[Short task]: Print the lines of the listing from its start through the line containing "x-tick-label: 137 [729, 624, 744, 646]", including both ends, and reproduce them without any change.

----------

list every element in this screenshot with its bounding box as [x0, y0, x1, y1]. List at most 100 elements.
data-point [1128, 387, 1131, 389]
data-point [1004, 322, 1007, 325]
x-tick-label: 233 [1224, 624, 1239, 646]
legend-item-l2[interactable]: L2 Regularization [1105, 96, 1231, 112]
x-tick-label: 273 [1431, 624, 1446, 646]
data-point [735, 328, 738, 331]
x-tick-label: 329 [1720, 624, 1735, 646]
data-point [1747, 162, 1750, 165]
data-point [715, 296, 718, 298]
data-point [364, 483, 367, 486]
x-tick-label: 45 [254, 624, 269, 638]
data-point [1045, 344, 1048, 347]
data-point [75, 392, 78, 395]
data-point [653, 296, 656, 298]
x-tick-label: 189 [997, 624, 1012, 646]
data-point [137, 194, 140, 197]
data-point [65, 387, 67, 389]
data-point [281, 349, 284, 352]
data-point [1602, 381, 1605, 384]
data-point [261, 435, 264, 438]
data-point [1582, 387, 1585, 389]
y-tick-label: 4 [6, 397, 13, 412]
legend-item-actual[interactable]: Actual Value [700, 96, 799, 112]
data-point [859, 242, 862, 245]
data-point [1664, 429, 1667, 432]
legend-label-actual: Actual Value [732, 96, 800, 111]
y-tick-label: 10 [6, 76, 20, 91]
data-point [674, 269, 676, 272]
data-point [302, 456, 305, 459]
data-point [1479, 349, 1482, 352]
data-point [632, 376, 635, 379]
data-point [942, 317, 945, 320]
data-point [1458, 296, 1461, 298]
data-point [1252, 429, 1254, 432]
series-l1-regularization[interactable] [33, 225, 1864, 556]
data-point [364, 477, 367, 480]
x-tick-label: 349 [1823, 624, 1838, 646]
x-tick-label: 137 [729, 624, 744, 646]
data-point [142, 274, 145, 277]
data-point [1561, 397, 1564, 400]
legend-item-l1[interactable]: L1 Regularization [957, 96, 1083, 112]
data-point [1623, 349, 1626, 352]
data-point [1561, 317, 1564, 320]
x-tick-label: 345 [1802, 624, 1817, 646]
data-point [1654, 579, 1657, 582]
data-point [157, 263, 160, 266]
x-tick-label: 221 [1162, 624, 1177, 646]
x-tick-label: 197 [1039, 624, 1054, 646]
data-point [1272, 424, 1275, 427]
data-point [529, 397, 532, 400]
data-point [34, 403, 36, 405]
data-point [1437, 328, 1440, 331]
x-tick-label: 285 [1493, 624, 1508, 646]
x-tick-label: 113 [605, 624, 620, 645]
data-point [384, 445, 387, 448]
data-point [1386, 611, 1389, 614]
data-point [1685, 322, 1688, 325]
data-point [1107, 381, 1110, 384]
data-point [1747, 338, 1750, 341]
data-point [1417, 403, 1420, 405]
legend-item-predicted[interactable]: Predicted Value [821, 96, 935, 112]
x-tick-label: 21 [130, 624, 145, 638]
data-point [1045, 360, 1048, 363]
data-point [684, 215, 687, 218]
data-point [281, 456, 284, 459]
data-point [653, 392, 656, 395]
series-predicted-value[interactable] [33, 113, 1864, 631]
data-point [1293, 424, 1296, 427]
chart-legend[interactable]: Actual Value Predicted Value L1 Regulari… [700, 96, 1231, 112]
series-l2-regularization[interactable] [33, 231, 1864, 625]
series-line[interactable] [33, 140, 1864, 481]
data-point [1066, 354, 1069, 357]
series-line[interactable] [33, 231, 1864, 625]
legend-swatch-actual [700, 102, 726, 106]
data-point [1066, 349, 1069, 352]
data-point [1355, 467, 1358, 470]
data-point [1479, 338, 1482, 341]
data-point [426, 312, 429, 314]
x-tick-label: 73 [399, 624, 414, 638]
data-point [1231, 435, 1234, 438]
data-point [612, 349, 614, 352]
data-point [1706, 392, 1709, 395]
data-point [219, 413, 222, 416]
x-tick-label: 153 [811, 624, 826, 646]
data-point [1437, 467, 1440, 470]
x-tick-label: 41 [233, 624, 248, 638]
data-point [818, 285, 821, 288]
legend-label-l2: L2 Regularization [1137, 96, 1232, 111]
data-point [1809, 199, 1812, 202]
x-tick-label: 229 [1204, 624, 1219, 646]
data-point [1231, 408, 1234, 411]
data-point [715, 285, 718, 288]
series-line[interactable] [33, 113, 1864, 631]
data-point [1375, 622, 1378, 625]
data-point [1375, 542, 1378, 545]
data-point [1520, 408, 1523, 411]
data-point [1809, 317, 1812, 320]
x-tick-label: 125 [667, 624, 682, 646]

----------

[Answer]:
list every element in this screenshot with its bounding box as [x0, y0, x1, y1]. List at most 100 elements.
data-point [1128, 387, 1131, 389]
data-point [1004, 322, 1007, 325]
x-tick-label: 233 [1224, 624, 1239, 646]
legend-item-l2[interactable]: L2 Regularization [1105, 96, 1231, 112]
x-tick-label: 273 [1431, 624, 1446, 646]
data-point [735, 328, 738, 331]
x-tick-label: 329 [1720, 624, 1735, 646]
data-point [1747, 162, 1750, 165]
data-point [715, 296, 718, 298]
data-point [364, 483, 367, 486]
x-tick-label: 45 [254, 624, 269, 638]
data-point [1045, 344, 1048, 347]
data-point [75, 392, 78, 395]
data-point [653, 296, 656, 298]
x-tick-label: 189 [997, 624, 1012, 646]
data-point [137, 194, 140, 197]
data-point [65, 387, 67, 389]
data-point [281, 349, 284, 352]
data-point [1602, 381, 1605, 384]
data-point [261, 435, 264, 438]
data-point [1582, 387, 1585, 389]
y-tick-label: 4 [6, 397, 13, 412]
legend-item-actual[interactable]: Actual Value [700, 96, 799, 112]
data-point [859, 242, 862, 245]
data-point [1664, 429, 1667, 432]
legend-label-actual: Actual Value [732, 96, 800, 111]
y-tick-label: 10 [6, 76, 20, 91]
data-point [674, 269, 676, 272]
data-point [302, 456, 305, 459]
data-point [1479, 349, 1482, 352]
data-point [632, 376, 635, 379]
data-point [942, 317, 945, 320]
data-point [1458, 296, 1461, 298]
data-point [1252, 429, 1254, 432]
series-l1-regularization[interactable] [33, 225, 1864, 556]
data-point [364, 477, 367, 480]
x-tick-label: 349 [1823, 624, 1838, 646]
x-tick-label: 137 [729, 624, 744, 646]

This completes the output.